Supplied records:
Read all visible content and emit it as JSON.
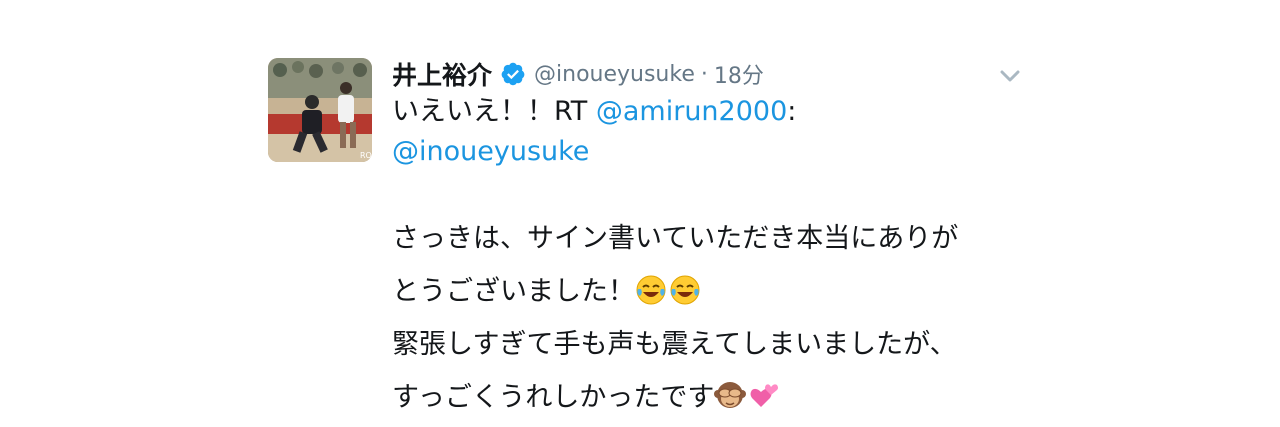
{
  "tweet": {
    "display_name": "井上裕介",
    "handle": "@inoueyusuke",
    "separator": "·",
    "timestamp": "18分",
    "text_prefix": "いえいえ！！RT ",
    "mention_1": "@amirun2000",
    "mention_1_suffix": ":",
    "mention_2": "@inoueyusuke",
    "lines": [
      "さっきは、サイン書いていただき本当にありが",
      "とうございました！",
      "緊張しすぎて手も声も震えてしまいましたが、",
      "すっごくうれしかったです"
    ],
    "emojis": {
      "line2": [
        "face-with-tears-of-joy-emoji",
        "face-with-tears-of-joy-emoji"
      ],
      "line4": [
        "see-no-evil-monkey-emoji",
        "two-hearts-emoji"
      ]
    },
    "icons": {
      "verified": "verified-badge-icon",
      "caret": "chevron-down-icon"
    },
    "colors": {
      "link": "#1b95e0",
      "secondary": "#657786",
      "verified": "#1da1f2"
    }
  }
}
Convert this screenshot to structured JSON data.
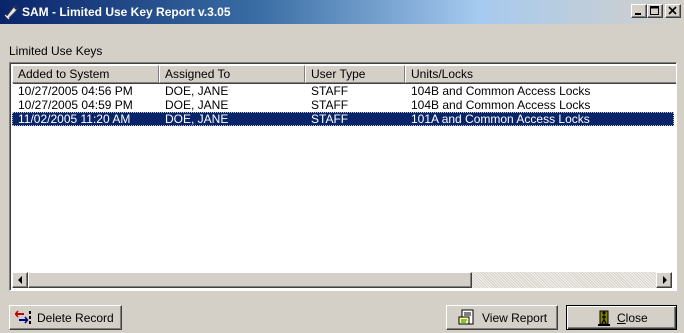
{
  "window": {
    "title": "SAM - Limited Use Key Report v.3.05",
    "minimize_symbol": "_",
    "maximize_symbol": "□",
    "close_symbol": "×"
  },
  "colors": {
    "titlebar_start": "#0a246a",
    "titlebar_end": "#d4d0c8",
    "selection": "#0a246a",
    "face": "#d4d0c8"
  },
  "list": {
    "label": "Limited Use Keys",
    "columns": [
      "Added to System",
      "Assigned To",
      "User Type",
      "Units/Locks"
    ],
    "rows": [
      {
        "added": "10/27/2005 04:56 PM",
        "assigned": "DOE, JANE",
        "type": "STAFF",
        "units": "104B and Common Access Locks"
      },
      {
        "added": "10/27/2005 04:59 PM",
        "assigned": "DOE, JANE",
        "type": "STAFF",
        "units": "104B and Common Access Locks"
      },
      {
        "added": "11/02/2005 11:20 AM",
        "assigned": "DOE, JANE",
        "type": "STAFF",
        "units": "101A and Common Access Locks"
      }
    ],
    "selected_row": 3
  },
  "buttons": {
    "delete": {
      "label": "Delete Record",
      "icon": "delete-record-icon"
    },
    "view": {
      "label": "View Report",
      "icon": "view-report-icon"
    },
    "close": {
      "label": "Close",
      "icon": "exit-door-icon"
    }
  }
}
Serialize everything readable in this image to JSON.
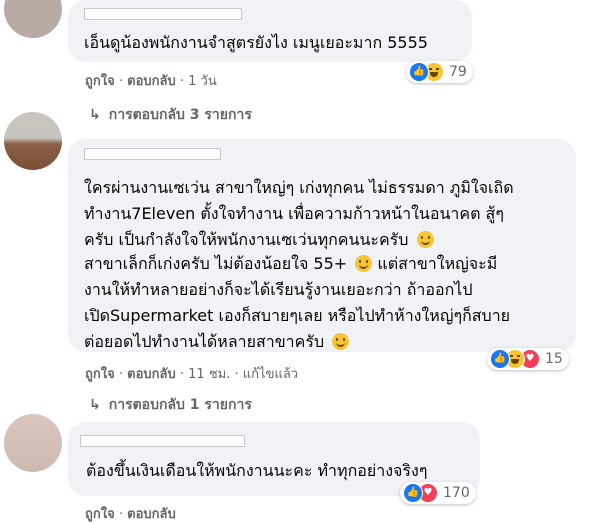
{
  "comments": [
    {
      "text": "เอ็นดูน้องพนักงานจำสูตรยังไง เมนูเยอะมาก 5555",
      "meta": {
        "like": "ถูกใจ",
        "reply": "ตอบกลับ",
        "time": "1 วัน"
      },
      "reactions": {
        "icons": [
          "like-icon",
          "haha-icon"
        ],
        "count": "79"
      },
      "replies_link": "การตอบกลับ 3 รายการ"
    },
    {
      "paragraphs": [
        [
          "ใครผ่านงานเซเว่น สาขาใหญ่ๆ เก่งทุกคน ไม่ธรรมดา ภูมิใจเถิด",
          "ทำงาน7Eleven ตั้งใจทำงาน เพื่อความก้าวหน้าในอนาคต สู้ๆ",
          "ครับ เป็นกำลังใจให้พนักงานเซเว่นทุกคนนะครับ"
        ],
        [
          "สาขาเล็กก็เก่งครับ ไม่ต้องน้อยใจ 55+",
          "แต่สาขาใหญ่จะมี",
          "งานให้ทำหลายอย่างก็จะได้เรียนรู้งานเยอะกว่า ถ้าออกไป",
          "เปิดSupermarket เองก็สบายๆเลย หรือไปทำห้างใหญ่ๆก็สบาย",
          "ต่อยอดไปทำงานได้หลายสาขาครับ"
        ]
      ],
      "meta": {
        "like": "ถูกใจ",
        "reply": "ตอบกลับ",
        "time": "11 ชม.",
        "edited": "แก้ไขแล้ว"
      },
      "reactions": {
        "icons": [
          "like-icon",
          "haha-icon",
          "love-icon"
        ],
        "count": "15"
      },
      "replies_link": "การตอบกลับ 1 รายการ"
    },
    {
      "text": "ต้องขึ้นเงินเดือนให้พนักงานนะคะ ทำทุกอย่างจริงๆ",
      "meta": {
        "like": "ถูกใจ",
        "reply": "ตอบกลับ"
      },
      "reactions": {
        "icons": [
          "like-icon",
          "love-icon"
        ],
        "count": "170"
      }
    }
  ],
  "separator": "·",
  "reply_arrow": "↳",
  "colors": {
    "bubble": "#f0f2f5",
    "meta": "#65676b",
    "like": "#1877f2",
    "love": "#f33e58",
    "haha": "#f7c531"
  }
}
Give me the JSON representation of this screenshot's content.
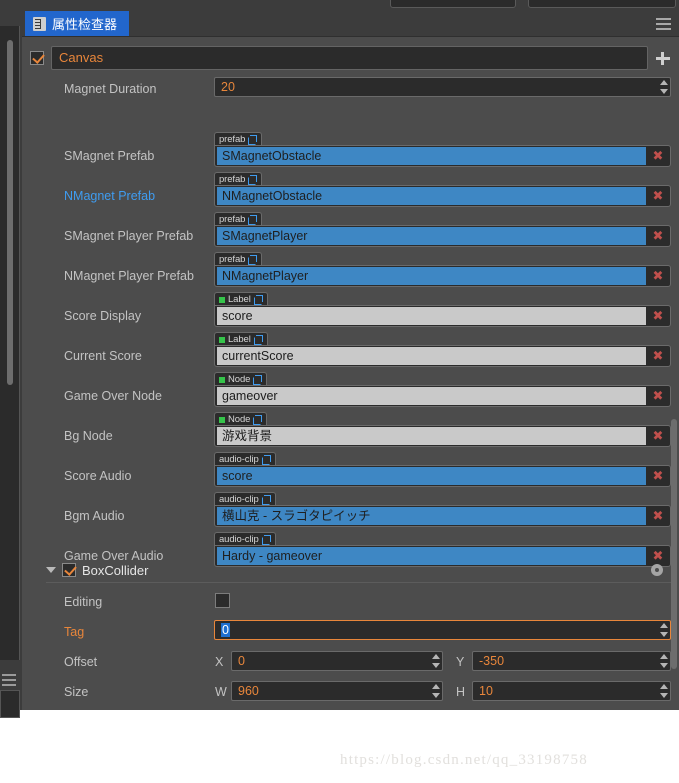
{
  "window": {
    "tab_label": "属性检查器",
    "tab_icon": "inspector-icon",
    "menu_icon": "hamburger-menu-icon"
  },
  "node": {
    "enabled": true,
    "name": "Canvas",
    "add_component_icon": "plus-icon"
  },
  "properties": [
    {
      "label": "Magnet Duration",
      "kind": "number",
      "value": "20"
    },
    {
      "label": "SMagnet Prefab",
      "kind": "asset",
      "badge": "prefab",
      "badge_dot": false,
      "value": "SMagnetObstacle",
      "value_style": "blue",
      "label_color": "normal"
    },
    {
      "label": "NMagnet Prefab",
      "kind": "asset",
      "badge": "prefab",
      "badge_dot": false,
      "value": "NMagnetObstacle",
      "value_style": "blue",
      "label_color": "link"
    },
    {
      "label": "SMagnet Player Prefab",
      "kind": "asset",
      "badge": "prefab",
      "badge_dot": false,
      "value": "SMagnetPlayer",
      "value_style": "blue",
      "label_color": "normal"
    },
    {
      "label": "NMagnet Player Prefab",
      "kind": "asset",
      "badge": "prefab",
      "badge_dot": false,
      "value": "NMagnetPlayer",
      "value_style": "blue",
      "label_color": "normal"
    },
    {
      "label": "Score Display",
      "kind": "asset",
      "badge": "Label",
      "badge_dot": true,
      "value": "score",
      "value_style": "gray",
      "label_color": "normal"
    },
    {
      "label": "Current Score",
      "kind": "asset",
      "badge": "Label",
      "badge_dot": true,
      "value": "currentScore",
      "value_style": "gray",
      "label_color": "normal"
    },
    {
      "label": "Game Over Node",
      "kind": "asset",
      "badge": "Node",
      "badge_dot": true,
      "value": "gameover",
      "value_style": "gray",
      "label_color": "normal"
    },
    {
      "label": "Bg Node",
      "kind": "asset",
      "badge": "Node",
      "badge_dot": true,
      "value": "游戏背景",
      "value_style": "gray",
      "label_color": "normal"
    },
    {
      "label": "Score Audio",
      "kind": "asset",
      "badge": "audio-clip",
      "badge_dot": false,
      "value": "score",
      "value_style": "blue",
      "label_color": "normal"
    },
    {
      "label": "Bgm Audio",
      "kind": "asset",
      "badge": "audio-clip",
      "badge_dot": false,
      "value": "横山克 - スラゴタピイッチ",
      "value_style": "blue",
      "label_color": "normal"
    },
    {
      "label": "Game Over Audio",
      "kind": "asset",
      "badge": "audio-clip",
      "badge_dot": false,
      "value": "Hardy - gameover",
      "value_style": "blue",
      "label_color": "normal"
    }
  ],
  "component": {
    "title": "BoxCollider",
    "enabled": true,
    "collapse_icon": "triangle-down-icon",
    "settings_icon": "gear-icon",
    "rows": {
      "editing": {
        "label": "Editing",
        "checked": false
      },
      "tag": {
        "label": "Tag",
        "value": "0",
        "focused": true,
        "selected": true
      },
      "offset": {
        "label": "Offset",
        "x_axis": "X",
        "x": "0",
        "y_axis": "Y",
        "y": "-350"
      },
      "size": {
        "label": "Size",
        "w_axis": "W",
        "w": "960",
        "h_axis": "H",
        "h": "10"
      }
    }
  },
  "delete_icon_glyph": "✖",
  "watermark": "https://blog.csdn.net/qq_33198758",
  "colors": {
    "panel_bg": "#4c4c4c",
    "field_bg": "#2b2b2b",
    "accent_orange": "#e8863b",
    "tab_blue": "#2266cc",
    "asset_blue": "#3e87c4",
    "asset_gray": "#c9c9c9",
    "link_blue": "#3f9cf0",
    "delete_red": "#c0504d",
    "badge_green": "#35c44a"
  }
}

Task requirements:
Check each line of the records for the word "face" and extract those that contain it.

Right answer:
        "face-with-tears-of-joy-emoji",
        "face-with-tears-of-joy-emoji"
    "face": "#d4d0c8"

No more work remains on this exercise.